Omit every picture and return the rest of the data unaltered.
___ SUPPLIED MATERIAL ___
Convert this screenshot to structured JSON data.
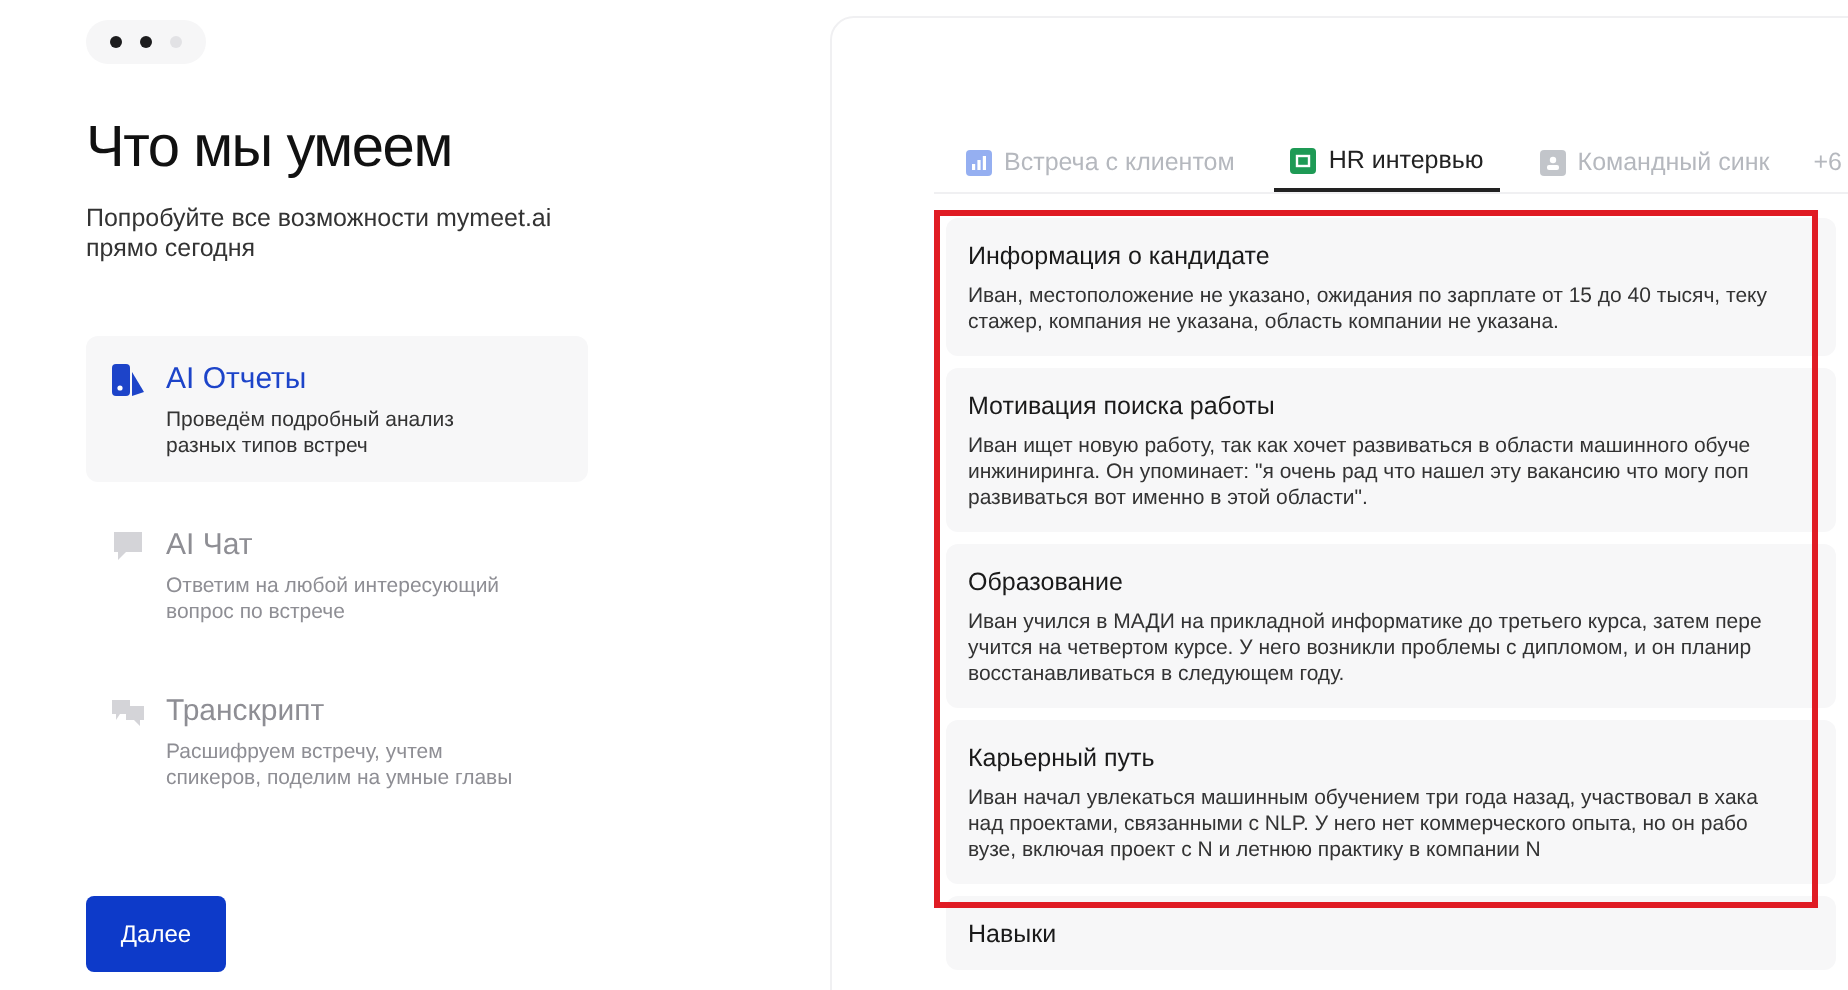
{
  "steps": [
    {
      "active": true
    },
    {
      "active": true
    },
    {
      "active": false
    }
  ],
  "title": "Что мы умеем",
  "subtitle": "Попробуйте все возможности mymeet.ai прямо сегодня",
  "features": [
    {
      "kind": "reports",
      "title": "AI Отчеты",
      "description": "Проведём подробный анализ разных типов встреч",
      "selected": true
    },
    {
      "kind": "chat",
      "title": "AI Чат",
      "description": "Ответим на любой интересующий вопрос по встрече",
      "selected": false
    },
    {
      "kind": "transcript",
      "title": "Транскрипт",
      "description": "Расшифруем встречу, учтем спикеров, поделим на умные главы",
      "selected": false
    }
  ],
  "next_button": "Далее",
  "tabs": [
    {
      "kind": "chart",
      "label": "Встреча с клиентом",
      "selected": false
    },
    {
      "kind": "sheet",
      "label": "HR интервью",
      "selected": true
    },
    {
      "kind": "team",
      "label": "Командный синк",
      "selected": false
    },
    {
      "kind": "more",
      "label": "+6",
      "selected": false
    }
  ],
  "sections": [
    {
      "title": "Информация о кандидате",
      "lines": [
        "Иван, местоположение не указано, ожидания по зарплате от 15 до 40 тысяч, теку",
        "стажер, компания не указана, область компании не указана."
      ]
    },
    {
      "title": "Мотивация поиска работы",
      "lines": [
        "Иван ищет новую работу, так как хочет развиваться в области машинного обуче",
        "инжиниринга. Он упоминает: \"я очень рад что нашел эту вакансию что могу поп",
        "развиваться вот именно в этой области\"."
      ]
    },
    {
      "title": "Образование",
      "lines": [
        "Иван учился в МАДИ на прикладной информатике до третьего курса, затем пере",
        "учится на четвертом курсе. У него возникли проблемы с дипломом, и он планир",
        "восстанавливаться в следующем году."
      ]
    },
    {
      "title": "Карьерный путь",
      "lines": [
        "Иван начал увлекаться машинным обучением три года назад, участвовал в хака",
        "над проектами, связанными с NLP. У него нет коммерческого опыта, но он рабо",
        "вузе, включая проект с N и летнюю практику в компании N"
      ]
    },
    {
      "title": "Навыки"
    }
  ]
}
___
EXERCISE RESULT —
Convert this screenshot to structured JSON data.
{
  "steps": [
    {
      "active": true
    },
    {
      "active": true
    },
    {
      "active": false
    }
  ],
  "title": "Что мы умеем",
  "subtitle": "Попробуйте все возможности mymeet.ai прямо сегодня",
  "features": [
    {
      "kind": "reports",
      "title": "AI Отчеты",
      "description": "Проведём подробный анализ разных типов встреч",
      "selected": true
    },
    {
      "kind": "chat",
      "title": "AI Чат",
      "description": "Ответим на любой интересующий вопрос по встрече",
      "selected": false
    },
    {
      "kind": "transcript",
      "title": "Транскрипт",
      "description": "Расшифруем встречу, учтем спикеров, поделим на умные главы",
      "selected": false
    }
  ],
  "next_button": "Далее",
  "tabs": [
    {
      "kind": "chart",
      "label": "Встреча с клиентом",
      "selected": false
    },
    {
      "kind": "sheet",
      "label": "HR интервью",
      "selected": true
    },
    {
      "kind": "team",
      "label": "Командный синк",
      "selected": false
    },
    {
      "kind": "more",
      "label": "+6",
      "selected": false
    }
  ],
  "sections": [
    {
      "title": "Информация о кандидате",
      "lines": [
        "Иван, местоположение не указано, ожидания по зарплате от 15 до 40 тысяч, теку",
        "стажер, компания не указана, область компании не указана."
      ]
    },
    {
      "title": "Мотивация поиска работы",
      "lines": [
        "Иван ищет новую работу, так как хочет развиваться в области машинного обуче",
        "инжиниринга. Он упоминает: \"я очень рад что нашел эту вакансию что могу поп",
        "развиваться вот именно в этой области\"."
      ]
    },
    {
      "title": "Образование",
      "lines": [
        "Иван учился в МАДИ на прикладной информатике до третьего курса, затем пере",
        "учится на четвертом курсе. У него возникли проблемы с дипломом, и он планир",
        "восстанавливаться в следующем году."
      ]
    },
    {
      "title": "Карьерный путь",
      "lines": [
        "Иван начал увлекаться машинным обучением три года назад, участвовал в хака",
        "над проектами, связанными с NLP. У него нет коммерческого опыта, но он рабо",
        "вузе, включая проект с N и летнюю практику в компании N"
      ]
    },
    {
      "title": "Навыки"
    }
  ]
}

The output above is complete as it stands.